* [Task description]: Would you quote the material below in full and unchanged?

::::::::::

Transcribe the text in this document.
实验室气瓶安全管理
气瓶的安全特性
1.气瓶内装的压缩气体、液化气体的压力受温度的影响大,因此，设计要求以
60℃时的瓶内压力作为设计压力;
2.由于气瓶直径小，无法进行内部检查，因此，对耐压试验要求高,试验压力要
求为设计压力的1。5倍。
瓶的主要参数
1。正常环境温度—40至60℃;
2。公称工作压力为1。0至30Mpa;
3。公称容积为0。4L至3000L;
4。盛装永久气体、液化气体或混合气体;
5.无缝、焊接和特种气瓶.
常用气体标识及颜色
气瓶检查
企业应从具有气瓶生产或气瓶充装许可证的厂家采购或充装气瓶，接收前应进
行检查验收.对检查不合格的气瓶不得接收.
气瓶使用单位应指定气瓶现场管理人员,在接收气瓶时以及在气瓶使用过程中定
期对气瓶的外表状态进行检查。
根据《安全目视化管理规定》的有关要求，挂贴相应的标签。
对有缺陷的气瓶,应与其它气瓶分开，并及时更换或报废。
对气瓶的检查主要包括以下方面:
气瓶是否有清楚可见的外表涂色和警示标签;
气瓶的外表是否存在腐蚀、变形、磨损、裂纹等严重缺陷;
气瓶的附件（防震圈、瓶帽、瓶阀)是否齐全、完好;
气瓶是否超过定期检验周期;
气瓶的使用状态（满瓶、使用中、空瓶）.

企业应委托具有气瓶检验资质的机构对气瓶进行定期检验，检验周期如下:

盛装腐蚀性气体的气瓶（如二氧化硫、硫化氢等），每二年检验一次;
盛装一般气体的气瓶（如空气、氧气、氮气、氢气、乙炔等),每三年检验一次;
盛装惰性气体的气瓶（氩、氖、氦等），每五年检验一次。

::::::::::

* [Result for this task]:
Transcribe the text in this document.
实验室气瓶安全管理
气瓶的安全特性
1.气瓶内装的压缩气体、液化气体的压力受温度的影响大,因此，设计要求以
60℃时的瓶内压力作为设计压力;
2.由于气瓶直径小，无法进行内部检查，因此，对耐压试验要求高,试验压力要
求为设计压力的1。5倍。
瓶的主要参数
1。正常环境温度—40至60℃;
2。公称工作压力为1。0至30Mpa;
3。公称容积为0。4L至3000L;
4。盛装永久气体、液化气体或混合气体;
5.无缝、焊接和特种气瓶.
常用气体标识及颜色
气瓶检查
企业应从具有气瓶生产或气瓶充装许可证的厂家采购或充装气瓶，接收前应进
行检查验收.对检查不合格的气瓶不得接收.
气瓶使用单位应指定气瓶现场管理人员,在接收气瓶时以及在气瓶使用过程中定
期对气瓶的外表状态进行检查。
根据《安全目视化管理规定》的有关要求，挂贴相应的标签。
对有缺陷的气瓶,应与其它气瓶分开，并及时更换或报废。
对气瓶的检查主要包括以下方面:
气瓶是否有清楚可见的外表涂色和警示标签;
气瓶的外表是否存在腐蚀、变形、磨损、裂纹等严重缺陷;
气瓶的附件（防震圈、瓶帽、瓶阀)是否齐全、完好;
气瓶是否超过定期检验周期;
气瓶的使用状态（满瓶、使用中、空瓶）.

企业应委托具有气瓶检验资质的机构对气瓶进行定期检验，检验周期如下:

盛装腐蚀性气体的气瓶（如二氧化硫、硫化氢等），每二年检验一次;
盛装一般气体的气瓶（如空气、氧气、氮气、氢气、乙炔等),每三年检验一次;
盛装惰性气体的气瓶（氩、氖、氦等），每五年检验一次。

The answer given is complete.